• Task directions
Copy each line of the records that contains the word "Overlay".

• Stored data
+===+

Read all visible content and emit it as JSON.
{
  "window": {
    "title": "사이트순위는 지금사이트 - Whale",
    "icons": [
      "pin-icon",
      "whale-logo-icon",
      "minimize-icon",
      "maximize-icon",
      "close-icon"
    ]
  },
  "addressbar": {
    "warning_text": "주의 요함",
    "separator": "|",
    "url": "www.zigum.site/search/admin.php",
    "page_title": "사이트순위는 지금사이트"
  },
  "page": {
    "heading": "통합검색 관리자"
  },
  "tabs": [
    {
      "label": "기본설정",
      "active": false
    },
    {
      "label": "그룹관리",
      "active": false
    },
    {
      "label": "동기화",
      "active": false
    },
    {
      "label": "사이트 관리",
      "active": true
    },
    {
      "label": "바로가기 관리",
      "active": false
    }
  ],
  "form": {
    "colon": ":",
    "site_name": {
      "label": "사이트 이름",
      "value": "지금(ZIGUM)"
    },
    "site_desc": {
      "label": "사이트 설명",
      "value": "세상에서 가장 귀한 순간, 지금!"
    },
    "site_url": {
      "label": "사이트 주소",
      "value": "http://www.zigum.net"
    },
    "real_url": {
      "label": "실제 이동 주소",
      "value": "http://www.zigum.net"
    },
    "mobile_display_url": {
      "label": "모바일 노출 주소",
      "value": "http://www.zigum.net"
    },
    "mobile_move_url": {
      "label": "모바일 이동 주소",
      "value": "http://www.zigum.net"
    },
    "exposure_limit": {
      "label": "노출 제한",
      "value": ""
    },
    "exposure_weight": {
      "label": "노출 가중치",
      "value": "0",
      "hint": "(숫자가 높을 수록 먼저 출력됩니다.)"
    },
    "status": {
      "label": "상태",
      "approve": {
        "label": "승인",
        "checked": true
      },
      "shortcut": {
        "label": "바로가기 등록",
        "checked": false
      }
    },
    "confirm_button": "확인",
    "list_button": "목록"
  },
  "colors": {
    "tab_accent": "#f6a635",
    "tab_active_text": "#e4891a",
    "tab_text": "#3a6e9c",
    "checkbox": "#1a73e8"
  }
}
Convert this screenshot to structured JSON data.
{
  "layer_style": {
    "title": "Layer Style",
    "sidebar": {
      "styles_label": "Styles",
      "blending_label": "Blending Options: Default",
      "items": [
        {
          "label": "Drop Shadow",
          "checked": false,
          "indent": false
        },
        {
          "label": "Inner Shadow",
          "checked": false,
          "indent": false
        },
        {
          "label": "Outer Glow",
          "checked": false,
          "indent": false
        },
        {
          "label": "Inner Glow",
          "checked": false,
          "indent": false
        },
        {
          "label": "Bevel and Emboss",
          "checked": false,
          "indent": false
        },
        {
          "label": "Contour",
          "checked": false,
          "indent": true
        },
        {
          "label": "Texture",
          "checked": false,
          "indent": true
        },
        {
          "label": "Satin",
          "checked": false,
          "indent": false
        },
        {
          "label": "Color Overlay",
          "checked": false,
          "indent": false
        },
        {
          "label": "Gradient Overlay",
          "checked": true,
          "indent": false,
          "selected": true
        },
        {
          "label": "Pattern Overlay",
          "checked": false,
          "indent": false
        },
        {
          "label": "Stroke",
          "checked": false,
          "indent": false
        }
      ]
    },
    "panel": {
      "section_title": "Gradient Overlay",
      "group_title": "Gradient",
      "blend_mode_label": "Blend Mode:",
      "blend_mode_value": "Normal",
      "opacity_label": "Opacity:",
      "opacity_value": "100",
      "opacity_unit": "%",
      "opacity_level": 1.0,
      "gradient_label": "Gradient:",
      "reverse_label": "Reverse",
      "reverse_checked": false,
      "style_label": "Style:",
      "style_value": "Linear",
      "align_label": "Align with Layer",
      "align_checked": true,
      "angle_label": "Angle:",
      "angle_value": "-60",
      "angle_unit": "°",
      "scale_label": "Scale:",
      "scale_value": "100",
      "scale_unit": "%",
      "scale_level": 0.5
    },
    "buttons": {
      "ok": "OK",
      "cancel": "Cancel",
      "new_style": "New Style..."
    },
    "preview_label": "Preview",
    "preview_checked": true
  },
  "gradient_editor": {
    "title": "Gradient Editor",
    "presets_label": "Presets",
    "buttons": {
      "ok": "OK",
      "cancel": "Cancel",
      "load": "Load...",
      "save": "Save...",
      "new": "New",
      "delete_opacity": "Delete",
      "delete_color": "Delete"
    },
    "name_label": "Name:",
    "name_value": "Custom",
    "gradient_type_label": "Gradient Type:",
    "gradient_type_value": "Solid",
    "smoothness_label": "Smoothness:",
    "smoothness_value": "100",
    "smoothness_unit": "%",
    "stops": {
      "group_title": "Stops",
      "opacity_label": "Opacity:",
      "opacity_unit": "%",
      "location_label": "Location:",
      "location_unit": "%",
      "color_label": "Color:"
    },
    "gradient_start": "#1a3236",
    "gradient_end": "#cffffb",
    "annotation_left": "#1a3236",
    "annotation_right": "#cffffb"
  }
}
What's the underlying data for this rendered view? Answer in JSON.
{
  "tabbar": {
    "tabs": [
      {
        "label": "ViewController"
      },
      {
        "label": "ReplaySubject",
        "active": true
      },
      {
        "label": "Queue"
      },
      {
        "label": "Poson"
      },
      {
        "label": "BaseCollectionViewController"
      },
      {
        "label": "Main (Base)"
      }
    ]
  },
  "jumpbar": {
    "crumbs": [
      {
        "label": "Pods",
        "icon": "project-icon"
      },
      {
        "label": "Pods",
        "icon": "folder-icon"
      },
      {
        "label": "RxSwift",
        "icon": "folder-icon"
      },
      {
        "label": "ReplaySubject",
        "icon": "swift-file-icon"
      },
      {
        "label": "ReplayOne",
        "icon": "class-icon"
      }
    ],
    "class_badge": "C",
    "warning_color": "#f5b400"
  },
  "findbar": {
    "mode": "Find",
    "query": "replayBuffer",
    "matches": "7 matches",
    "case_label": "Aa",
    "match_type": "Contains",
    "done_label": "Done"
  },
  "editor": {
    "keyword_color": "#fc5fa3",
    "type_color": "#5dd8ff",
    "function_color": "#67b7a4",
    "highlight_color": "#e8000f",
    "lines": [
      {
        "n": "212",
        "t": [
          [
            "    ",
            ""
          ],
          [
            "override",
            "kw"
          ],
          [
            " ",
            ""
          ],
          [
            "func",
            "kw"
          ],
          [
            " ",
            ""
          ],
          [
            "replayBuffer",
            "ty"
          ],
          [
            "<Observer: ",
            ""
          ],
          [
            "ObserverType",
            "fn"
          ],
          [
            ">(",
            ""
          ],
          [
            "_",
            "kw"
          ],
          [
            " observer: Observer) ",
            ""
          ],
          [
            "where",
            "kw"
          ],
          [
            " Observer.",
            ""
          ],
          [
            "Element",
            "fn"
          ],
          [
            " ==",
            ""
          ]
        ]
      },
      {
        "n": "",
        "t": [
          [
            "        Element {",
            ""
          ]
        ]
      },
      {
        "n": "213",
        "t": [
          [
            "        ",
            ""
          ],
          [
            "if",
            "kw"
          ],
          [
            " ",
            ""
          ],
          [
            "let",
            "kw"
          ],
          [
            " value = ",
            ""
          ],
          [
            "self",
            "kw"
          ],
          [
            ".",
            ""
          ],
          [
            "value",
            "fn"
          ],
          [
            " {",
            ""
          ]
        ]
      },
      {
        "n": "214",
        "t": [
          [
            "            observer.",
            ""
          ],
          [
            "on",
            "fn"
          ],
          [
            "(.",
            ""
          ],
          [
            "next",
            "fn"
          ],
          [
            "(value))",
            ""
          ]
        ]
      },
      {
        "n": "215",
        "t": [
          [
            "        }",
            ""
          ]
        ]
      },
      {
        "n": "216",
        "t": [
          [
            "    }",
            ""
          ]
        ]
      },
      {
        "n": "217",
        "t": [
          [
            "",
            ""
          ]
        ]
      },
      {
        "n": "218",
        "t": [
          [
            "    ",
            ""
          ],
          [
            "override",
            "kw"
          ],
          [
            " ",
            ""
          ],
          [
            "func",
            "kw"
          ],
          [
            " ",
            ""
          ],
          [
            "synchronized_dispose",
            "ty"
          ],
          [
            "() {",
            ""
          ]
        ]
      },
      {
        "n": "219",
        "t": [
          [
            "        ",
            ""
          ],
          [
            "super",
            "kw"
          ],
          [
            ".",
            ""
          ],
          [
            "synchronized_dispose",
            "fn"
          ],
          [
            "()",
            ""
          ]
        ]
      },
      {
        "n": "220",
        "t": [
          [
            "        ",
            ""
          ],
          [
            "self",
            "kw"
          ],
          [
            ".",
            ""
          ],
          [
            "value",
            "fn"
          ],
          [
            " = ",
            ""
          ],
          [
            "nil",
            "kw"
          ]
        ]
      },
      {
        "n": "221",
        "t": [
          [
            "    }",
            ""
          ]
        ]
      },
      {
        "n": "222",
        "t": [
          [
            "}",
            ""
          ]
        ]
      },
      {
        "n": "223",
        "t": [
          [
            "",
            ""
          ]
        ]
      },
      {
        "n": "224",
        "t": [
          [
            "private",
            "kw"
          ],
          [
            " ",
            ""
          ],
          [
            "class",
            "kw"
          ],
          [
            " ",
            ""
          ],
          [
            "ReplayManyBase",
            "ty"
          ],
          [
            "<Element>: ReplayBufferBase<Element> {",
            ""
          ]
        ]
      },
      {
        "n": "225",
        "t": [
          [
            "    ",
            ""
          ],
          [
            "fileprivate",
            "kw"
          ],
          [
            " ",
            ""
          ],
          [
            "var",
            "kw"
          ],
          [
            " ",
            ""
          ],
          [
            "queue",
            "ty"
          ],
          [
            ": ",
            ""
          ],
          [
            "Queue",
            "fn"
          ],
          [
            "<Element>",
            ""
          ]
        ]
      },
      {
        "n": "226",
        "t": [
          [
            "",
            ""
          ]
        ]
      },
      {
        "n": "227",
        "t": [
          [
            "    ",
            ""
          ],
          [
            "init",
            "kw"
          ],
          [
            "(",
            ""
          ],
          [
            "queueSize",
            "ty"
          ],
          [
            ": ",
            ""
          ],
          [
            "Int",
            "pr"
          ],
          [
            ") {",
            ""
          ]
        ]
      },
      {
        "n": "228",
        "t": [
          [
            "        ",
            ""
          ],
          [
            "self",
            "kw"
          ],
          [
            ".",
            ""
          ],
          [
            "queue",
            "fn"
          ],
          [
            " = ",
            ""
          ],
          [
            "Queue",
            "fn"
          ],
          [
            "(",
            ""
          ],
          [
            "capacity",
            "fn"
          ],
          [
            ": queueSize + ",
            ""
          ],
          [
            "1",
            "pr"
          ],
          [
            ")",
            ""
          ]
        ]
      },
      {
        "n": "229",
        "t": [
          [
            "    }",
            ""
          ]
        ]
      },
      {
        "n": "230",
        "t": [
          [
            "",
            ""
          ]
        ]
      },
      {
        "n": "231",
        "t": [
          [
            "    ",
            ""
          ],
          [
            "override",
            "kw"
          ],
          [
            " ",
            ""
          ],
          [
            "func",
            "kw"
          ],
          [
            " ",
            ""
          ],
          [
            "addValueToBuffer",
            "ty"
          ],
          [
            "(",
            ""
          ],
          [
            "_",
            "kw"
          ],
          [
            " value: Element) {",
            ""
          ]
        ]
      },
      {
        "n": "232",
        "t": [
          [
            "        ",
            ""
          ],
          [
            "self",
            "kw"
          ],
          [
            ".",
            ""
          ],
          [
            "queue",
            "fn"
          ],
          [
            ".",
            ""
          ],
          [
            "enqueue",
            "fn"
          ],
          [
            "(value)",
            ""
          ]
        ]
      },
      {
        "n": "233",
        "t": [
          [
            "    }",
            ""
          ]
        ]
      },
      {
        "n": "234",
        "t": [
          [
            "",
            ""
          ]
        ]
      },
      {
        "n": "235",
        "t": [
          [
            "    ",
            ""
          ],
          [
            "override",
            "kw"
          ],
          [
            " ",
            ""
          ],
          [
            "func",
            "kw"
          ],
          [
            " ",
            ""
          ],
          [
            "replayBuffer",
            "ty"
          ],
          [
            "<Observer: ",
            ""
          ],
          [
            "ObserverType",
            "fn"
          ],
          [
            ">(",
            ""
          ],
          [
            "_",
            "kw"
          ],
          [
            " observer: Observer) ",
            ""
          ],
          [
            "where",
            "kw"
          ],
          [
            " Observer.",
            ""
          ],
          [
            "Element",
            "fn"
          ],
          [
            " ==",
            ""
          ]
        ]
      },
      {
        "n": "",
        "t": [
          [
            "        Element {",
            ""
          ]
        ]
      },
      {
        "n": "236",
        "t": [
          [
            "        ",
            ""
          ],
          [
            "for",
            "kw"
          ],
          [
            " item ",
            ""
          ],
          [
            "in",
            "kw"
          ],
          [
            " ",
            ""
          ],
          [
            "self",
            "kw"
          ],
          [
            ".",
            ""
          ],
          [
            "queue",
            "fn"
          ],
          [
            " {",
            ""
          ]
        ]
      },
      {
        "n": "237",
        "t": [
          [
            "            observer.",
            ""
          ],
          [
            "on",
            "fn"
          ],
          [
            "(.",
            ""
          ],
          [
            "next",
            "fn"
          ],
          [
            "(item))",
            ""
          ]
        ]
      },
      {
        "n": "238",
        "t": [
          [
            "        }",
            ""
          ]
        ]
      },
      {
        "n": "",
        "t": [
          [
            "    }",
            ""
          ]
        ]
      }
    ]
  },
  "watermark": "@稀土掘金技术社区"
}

+===+

• Exercise solution
          "label": "Color Overlay",
          "label": "Gradient Overlay",
          "label": "Pattern Overlay",
      "section_title": "Gradient Overlay",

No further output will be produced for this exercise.